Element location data
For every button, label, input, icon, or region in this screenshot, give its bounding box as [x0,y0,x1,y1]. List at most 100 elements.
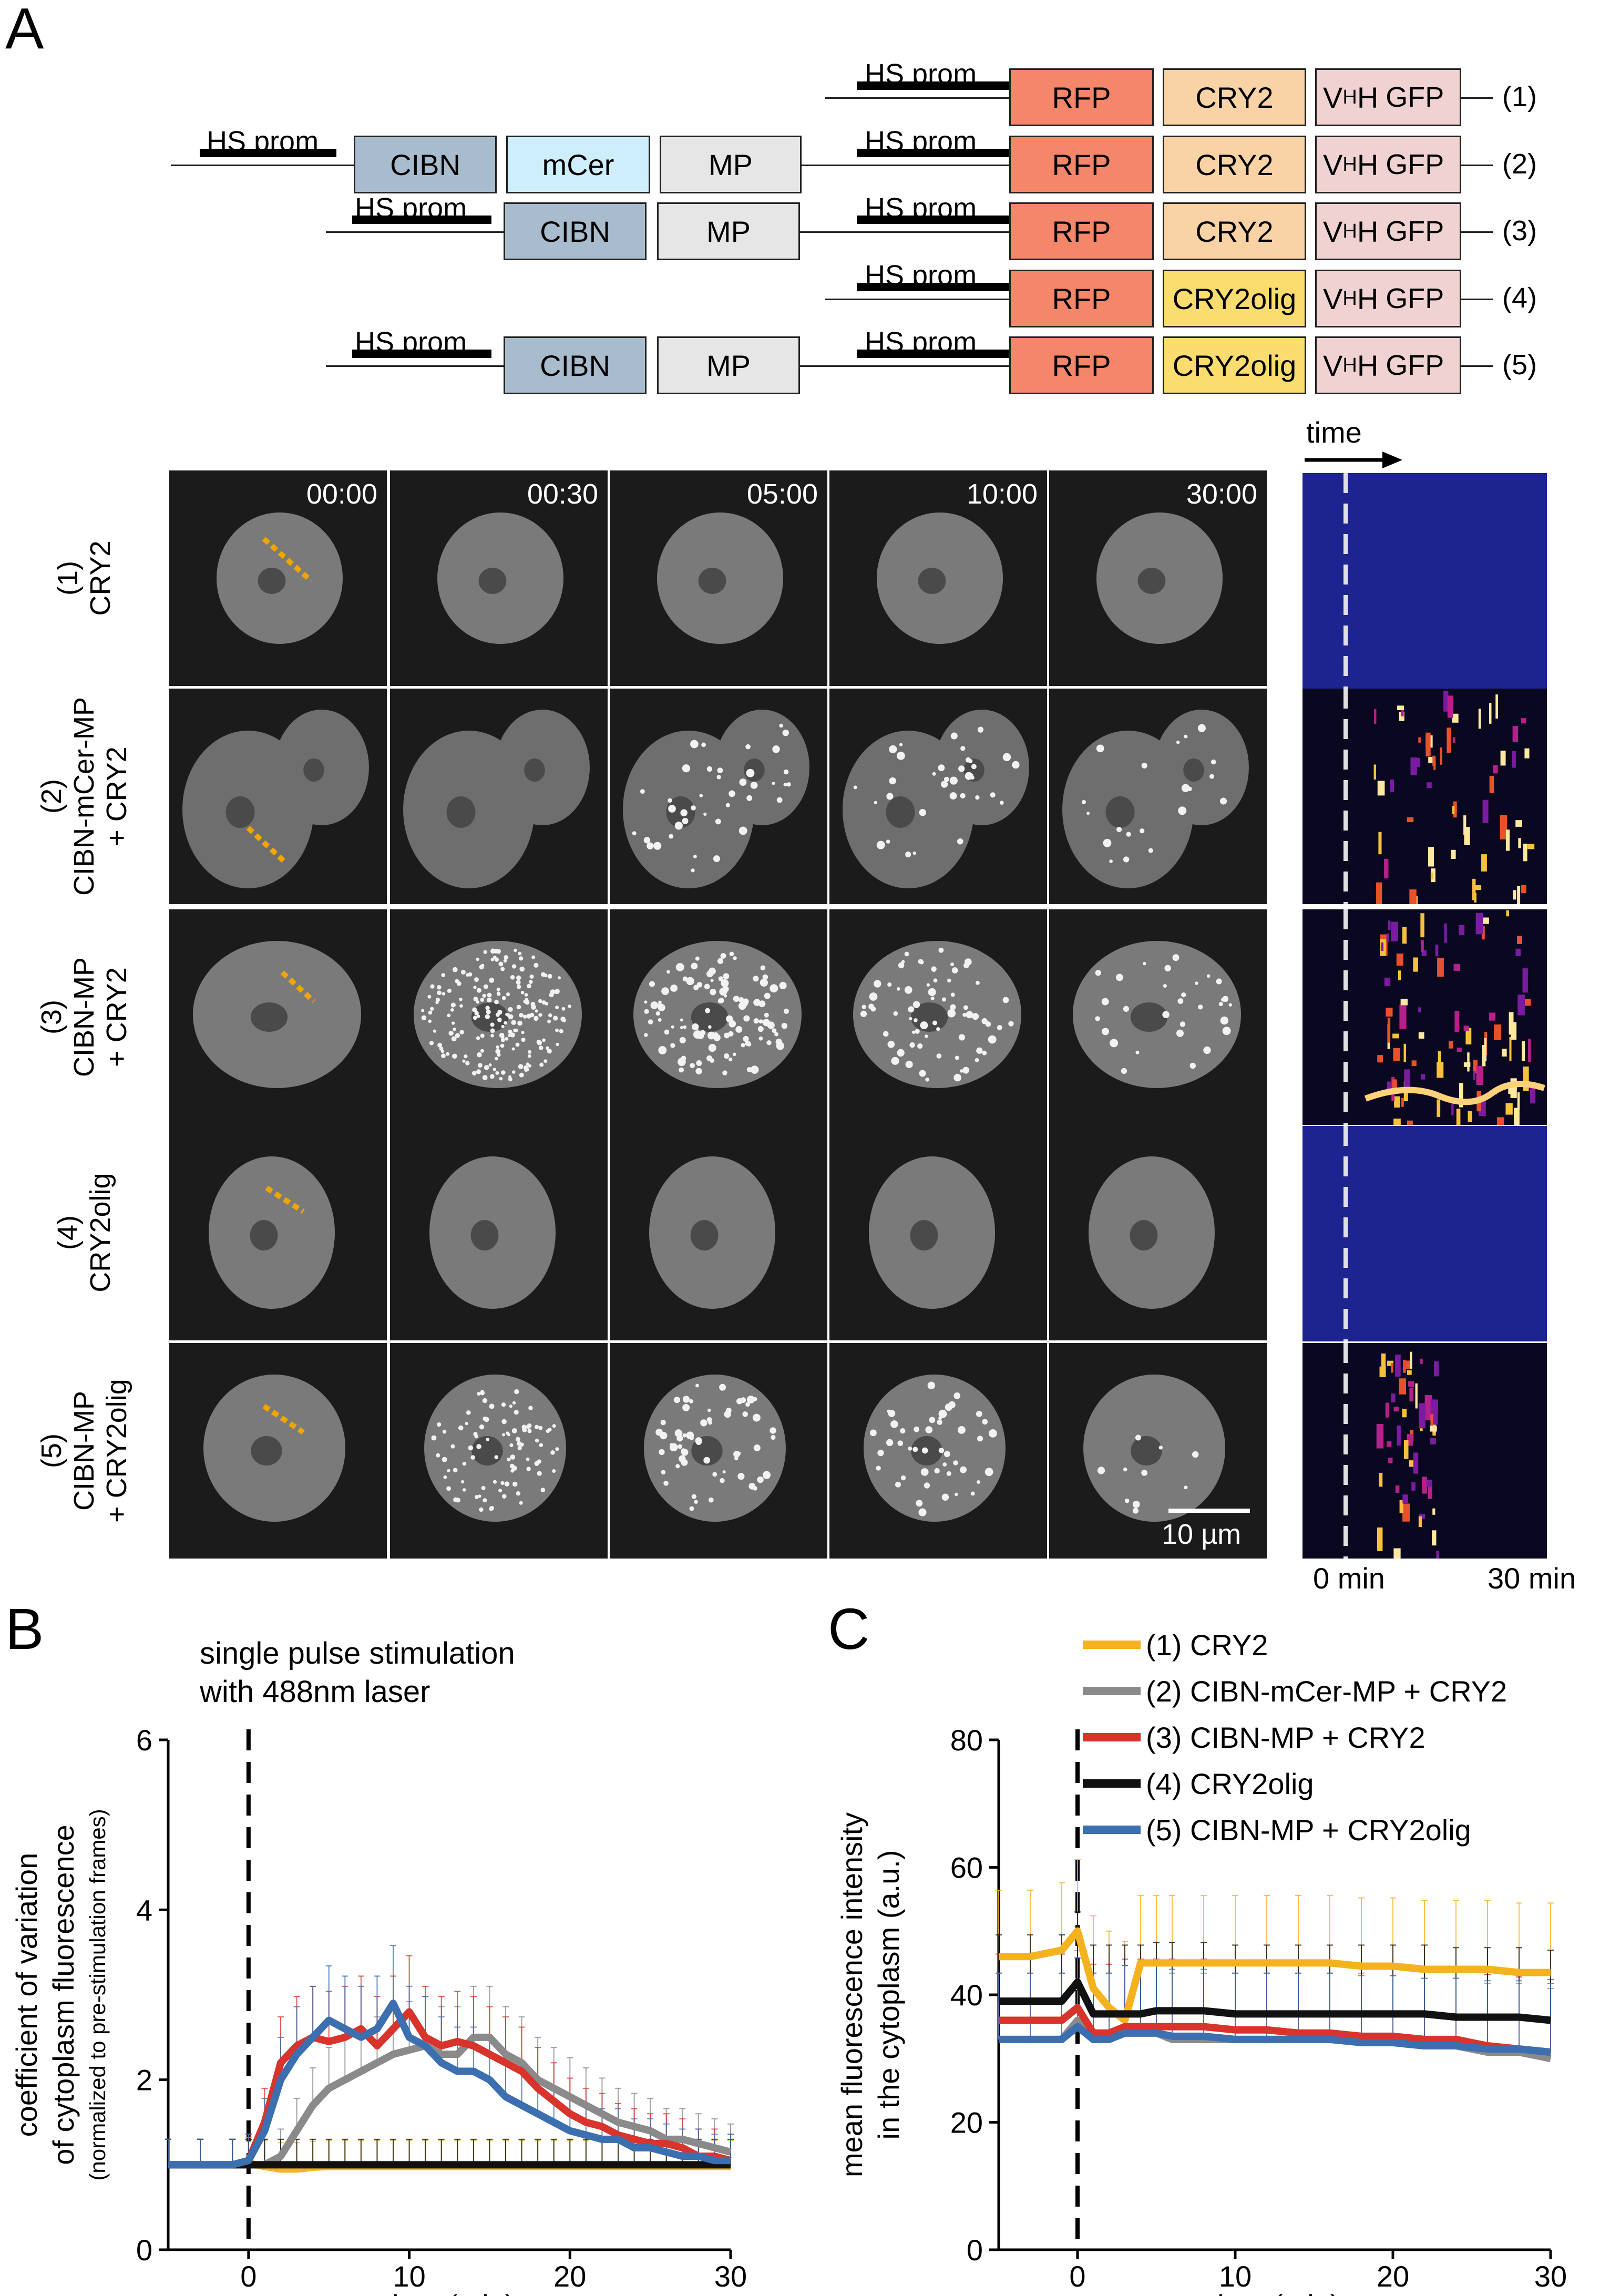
punctum [535,1438,539,1443]
kymograph-signal [1472,878,1476,900]
y-axis-label: mean fluorescence intensity [835,1812,868,2177]
punctum [500,967,505,971]
kymograph-signal [1401,710,1404,716]
kymograph-3 [1302,909,1547,1142]
punctum [446,1486,451,1491]
punctum [669,834,674,839]
kymograph-signal [1401,1098,1404,1107]
kymograph-signal [1509,1037,1512,1061]
punctum [966,757,971,763]
punctum [779,723,783,728]
punctum [966,1011,973,1019]
punctum [889,777,896,785]
punctum [507,1457,511,1462]
punctum [511,1428,517,1433]
punctum [443,1475,447,1479]
kymograph-signal [1421,950,1427,956]
cell-image [633,941,802,1088]
punctum [971,764,977,770]
kymograph-background [1302,1126,1547,1341]
punctum [990,792,996,798]
punctum [678,1058,686,1066]
punctum [931,966,937,972]
punctum [539,1062,544,1067]
punctum [427,995,432,999]
micrograph-row4-t5 [1049,1125,1267,1340]
backbone-right-2 [825,165,1009,166]
punctum [514,1389,519,1395]
punctum [694,1500,698,1504]
punctum [495,1049,501,1054]
punctum [706,1055,713,1061]
punctum [543,973,548,978]
construct-index-1: (1) [1502,81,1537,112]
punctum [728,1057,733,1062]
punctum [499,1077,503,1081]
punctum [553,1016,558,1021]
punctum [484,1065,489,1070]
cibn-box-2: CIBN [354,136,497,193]
series-line [999,1927,1551,2024]
nucleolus [918,568,946,594]
kymograph-signal [1415,1383,1418,1409]
punctum [649,981,655,987]
punctum [720,953,726,959]
kymograph-signal [1482,1045,1486,1067]
punctum [758,1019,763,1024]
punctum [746,1067,752,1072]
kymograph-signal [1515,948,1521,957]
punctum [920,1468,929,1476]
kymograph-signal [1474,893,1476,903]
punctum [1220,1016,1229,1025]
punctum [1184,1485,1188,1490]
punctum [471,1071,477,1076]
punctum [934,1468,940,1474]
punctum [473,986,477,989]
punctum [489,1074,495,1079]
punctum [713,1032,719,1038]
punctum [955,1055,960,1060]
kymograph-line [280,970,316,1003]
kymograph-line [262,537,313,583]
punctum [686,977,694,986]
punctum [1206,974,1211,978]
punctum [869,992,878,1001]
punctum [429,1041,434,1046]
punctum [1176,740,1180,744]
timepoint-label: 30:00 [1186,478,1257,510]
punctum [538,999,542,1003]
punctum [701,742,706,747]
punctum [976,1047,983,1054]
punctum [632,831,637,836]
punctum [690,1063,695,1069]
punctum [680,1018,683,1022]
punctum [940,781,948,788]
backbone-left-2 [171,165,355,166]
punctum [513,1028,517,1032]
punctum [479,1424,485,1430]
nucleolus [478,568,507,594]
row-label-5: (5) CIBN-MP + CRY2olig [32,1346,137,1556]
cell-image [864,1375,1006,1522]
kymograph-signal [1473,1071,1475,1080]
punctum [1121,1068,1127,1074]
punctum [725,803,730,808]
vhh-h: H [1357,80,1379,114]
kymograph-signal [1500,751,1506,766]
punctum [742,1411,748,1417]
cell-image [209,1156,335,1309]
punctum [526,1457,530,1461]
y-axis-label: of cytoplasm fluorescence [47,1824,80,2165]
y-tick-label: 60 [950,1851,983,1884]
punctum [498,961,504,967]
kymograph-5 [1302,1343,1547,1573]
series-line [999,2023,1551,2056]
punctum [861,1004,866,1009]
kymograph-signal [1411,1060,1417,1067]
punctum [670,984,678,992]
punctum [1140,828,1145,834]
cry2olig-box-4: CRY2olig [1163,270,1306,327]
punctum [508,1077,512,1082]
punctum [1096,744,1104,753]
gfp-superscript: GFP [1386,149,1444,180]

## Given request
Copy out the entries, substituting "spot" for every "punctum" and changing nothing else. Omit the pictures.

## Exercise response
For every button, label, input, icon, or region in this screenshot, give its bounding box as [x0,y0,x1,y1]. List at most 100 elements.
spot [535,1438,539,1443]
kymograph-signal [1472,878,1476,900]
y-axis-label: mean fluorescence intensity [835,1812,868,2177]
spot [500,967,505,971]
kymograph-signal [1401,710,1404,716]
kymograph-3 [1302,909,1547,1142]
spot [446,1486,451,1491]
spot [669,834,674,839]
kymograph-signal [1401,1098,1404,1107]
kymograph-signal [1509,1037,1512,1061]
spot [966,757,971,763]
spot [779,723,783,728]
spot [966,1011,973,1019]
spot [889,777,896,785]
spot [507,1457,511,1462]
spot [511,1428,517,1433]
spot [443,1475,447,1479]
kymograph-signal [1421,950,1427,956]
cell-image [633,941,802,1088]
spot [971,764,977,770]
kymograph-background [1302,1126,1547,1341]
spot [990,792,996,798]
spot [678,1058,686,1066]
spot [931,966,937,972]
spot [539,1062,544,1067]
spot [427,995,432,999]
micrograph-row4-t5 [1049,1125,1267,1340]
backbone-right-2 [825,165,1009,166]
spot [514,1389,519,1395]
spot [694,1500,698,1504]
spot [495,1049,501,1054]
spot [706,1055,713,1061]
spot [543,973,548,978]
construct-index-1: (1) [1502,81,1537,112]
spot [728,1057,733,1062]
spot [499,1077,503,1081]
spot [553,1016,558,1021]
spot [484,1065,489,1070]
cibn-box-2: CIBN [354,136,497,193]
series-line [999,1927,1551,2024]
nucleolus [918,568,946,594]
kymograph-signal [1415,1383,1418,1409]
spot [649,981,655,987]
spot [720,953,726,959]
kymograph-signal [1482,1045,1486,1067]
spot [758,1019,763,1024]
spot [746,1067,752,1072]
kymograph-signal [1515,948,1521,957]
spot [920,1468,929,1476]
kymograph-signal [1474,893,1476,903]
spot [1220,1016,1229,1025]
spot [1184,1485,1188,1490]
spot [471,1071,477,1076]
spot [934,1468,940,1474]
spot [473,986,477,989]
spot [489,1074,495,1079]
spot [713,1032,719,1038]
spot [955,1055,960,1060]
kymograph-line [280,970,316,1003]
kymograph-line [262,537,313,583]
spot [686,977,694,986]
spot [1206,974,1211,978]
spot [869,992,878,1001]
spot [429,1041,434,1046]
spot [1176,740,1180,744]
timepoint-label: 30:00 [1186,478,1257,510]
spot [538,999,542,1003]
spot [701,742,706,747]
spot [976,1047,983,1054]
spot [632,831,637,836]
spot [690,1063,695,1069]
spot [680,1018,683,1022]
spot [940,781,948,788]
backbone-left-2 [171,165,355,166]
spot [513,1028,517,1032]
spot [479,1424,485,1430]
nucleolus [478,568,507,594]
row-label-5: (5) CIBN-MP + CRY2olig [32,1346,137,1556]
cell-image [864,1375,1006,1522]
kymograph-signal [1473,1071,1475,1080]
spot [1121,1068,1127,1074]
spot [725,803,730,808]
vhh-h: H [1357,80,1379,114]
kymograph-signal [1500,751,1506,766]
spot [742,1411,748,1417]
cell-image [209,1156,335,1309]
spot [526,1457,530,1461]
y-axis-label: of cytoplasm fluorescence [47,1824,80,2165]
y-tick-label: 60 [950,1851,983,1884]
spot [498,961,504,967]
kymograph-5 [1302,1343,1547,1573]
series-line [999,2023,1551,2056]
spot [861,1004,866,1009]
kymograph-signal [1411,1060,1417,1067]
spot [670,984,678,992]
spot [1140,828,1145,834]
cry2olig-box-4: CRY2olig [1163,270,1306,327]
spot [508,1077,512,1082]
spot [1096,744,1104,753]
gfp-superscript: GFP [1386,149,1444,180]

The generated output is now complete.